>>

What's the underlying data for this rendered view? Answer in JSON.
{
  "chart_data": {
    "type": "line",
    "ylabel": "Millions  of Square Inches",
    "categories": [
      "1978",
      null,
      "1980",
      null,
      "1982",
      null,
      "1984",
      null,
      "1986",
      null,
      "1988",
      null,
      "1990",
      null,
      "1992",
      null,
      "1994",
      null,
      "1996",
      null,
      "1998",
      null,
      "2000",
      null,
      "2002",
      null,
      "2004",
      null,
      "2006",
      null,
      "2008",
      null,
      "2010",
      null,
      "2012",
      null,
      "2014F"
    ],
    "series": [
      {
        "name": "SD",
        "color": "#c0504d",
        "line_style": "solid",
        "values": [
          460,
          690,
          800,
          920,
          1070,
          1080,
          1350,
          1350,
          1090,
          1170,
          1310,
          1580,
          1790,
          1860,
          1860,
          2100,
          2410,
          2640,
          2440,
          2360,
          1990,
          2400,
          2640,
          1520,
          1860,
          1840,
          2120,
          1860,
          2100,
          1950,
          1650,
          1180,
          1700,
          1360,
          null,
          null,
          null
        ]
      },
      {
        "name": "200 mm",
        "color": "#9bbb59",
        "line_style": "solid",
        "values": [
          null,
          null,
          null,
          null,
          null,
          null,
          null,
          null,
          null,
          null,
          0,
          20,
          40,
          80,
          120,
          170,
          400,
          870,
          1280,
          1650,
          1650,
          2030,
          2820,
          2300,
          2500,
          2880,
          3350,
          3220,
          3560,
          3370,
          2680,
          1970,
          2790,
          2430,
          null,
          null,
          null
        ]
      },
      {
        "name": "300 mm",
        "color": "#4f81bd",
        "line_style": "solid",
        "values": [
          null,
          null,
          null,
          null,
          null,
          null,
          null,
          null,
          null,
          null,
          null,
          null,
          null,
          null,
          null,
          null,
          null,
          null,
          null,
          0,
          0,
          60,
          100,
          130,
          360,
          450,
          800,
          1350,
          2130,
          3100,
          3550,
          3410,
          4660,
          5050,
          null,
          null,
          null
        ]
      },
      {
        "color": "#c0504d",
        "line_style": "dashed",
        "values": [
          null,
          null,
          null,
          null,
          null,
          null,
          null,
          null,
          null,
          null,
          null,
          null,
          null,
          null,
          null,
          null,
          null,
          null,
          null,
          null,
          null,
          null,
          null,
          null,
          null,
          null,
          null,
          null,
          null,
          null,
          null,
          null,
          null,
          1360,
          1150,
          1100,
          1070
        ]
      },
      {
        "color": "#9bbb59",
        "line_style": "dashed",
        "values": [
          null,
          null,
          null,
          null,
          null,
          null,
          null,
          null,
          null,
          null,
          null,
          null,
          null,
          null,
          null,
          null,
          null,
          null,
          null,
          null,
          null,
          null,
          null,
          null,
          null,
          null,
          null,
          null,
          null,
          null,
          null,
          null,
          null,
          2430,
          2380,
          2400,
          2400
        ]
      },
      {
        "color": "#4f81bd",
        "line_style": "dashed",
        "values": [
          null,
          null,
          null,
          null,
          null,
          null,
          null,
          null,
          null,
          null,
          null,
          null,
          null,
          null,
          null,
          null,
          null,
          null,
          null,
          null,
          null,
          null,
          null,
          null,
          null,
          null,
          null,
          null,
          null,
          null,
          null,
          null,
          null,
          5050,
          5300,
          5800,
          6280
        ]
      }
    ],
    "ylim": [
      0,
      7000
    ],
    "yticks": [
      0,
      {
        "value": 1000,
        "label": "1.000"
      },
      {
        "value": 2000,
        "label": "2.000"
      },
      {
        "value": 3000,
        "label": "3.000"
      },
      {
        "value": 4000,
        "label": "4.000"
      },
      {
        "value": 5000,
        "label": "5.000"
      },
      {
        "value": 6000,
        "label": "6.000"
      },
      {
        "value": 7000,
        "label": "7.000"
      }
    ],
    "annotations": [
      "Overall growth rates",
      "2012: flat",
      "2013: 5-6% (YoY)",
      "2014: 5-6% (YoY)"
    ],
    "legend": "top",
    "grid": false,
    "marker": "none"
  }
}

<<

### [Stated goal]
Show the data once more, exactly as it was written.

### [The result]
What's the underlying data for this rendered view? Answer in JSON.
{
  "chart_data": {
    "type": "line",
    "ylabel": "Millions  of Square Inches",
    "categories": [
      "1978",
      null,
      "1980",
      null,
      "1982",
      null,
      "1984",
      null,
      "1986",
      null,
      "1988",
      null,
      "1990",
      null,
      "1992",
      null,
      "1994",
      null,
      "1996",
      null,
      "1998",
      null,
      "2000",
      null,
      "2002",
      null,
      "2004",
      null,
      "2006",
      null,
      "2008",
      null,
      "2010",
      null,
      "2012",
      null,
      "2014F"
    ],
    "series": [
      {
        "name": "SD",
        "color": "#c0504d",
        "line_style": "solid",
        "values": [
          460,
          690,
          800,
          920,
          1070,
          1080,
          1350,
          1350,
          1090,
          1170,
          1310,
          1580,
          1790,
          1860,
          1860,
          2100,
          2410,
          2640,
          2440,
          2360,
          1990,
          2400,
          2640,
          1520,
          1860,
          1840,
          2120,
          1860,
          2100,
          1950,
          1650,
          1180,
          1700,
          1360,
          null,
          null,
          null
        ]
      },
      {
        "name": "200 mm",
        "color": "#9bbb59",
        "line_style": "solid",
        "values": [
          null,
          null,
          null,
          null,
          null,
          null,
          null,
          null,
          null,
          null,
          0,
          20,
          40,
          80,
          120,
          170,
          400,
          870,
          1280,
          1650,
          1650,
          2030,
          2820,
          2300,
          2500,
          2880,
          3350,
          3220,
          3560,
          3370,
          2680,
          1970,
          2790,
          2430,
          null,
          null,
          null
        ]
      },
      {
        "name": "300 mm",
        "color": "#4f81bd",
        "line_style": "solid",
        "values": [
          null,
          null,
          null,
          null,
          null,
          null,
          null,
          null,
          null,
          null,
          null,
          null,
          null,
          null,
          null,
          null,
          null,
          null,
          null,
          0,
          0,
          60,
          100,
          130,
          360,
          450,
          800,
          1350,
          2130,
          3100,
          3550,
          3410,
          4660,
          5050,
          null,
          null,
          null
        ]
      },
      {
        "color": "#c0504d",
        "line_style": "dashed",
        "values": [
          null,
          null,
          null,
          null,
          null,
          null,
          null,
          null,
          null,
          null,
          null,
          null,
          null,
          null,
          null,
          null,
          null,
          null,
          null,
          null,
          null,
          null,
          null,
          null,
          null,
          null,
          null,
          null,
          null,
          null,
          null,
          null,
          null,
          1360,
          1150,
          1100,
          1070
        ]
      },
      {
        "color": "#9bbb59",
        "line_style": "dashed",
        "values": [
          null,
          null,
          null,
          null,
          null,
          null,
          null,
          null,
          null,
          null,
          null,
          null,
          null,
          null,
          null,
          null,
          null,
          null,
          null,
          null,
          null,
          null,
          null,
          null,
          null,
          null,
          null,
          null,
          null,
          null,
          null,
          null,
          null,
          2430,
          2380,
          2400,
          2400
        ]
      },
      {
        "color": "#4f81bd",
        "line_style": "dashed",
        "values": [
          null,
          null,
          null,
          null,
          null,
          null,
          null,
          null,
          null,
          null,
          null,
          null,
          null,
          null,
          null,
          null,
          null,
          null,
          null,
          null,
          null,
          null,
          null,
          null,
          null,
          null,
          null,
          null,
          null,
          null,
          null,
          null,
          null,
          5050,
          5300,
          5800,
          6280
        ]
      }
    ],
    "ylim": [
      0,
      7000
    ],
    "yticks": [
      0,
      {
        "value": 1000,
        "label": "1.000"
      },
      {
        "value": 2000,
        "label": "2.000"
      },
      {
        "value": 3000,
        "label": "3.000"
      },
      {
        "value": 4000,
        "label": "4.000"
      },
      {
        "value": 5000,
        "label": "5.000"
      },
      {
        "value": 6000,
        "label": "6.000"
      },
      {
        "value": 7000,
        "label": "7.000"
      }
    ],
    "annotations": [
      "Overall growth rates",
      "2012: flat",
      "2013: 5-6% (YoY)",
      "2014: 5-6% (YoY)"
    ],
    "legend": "top",
    "grid": false,
    "marker": "none"
  }
}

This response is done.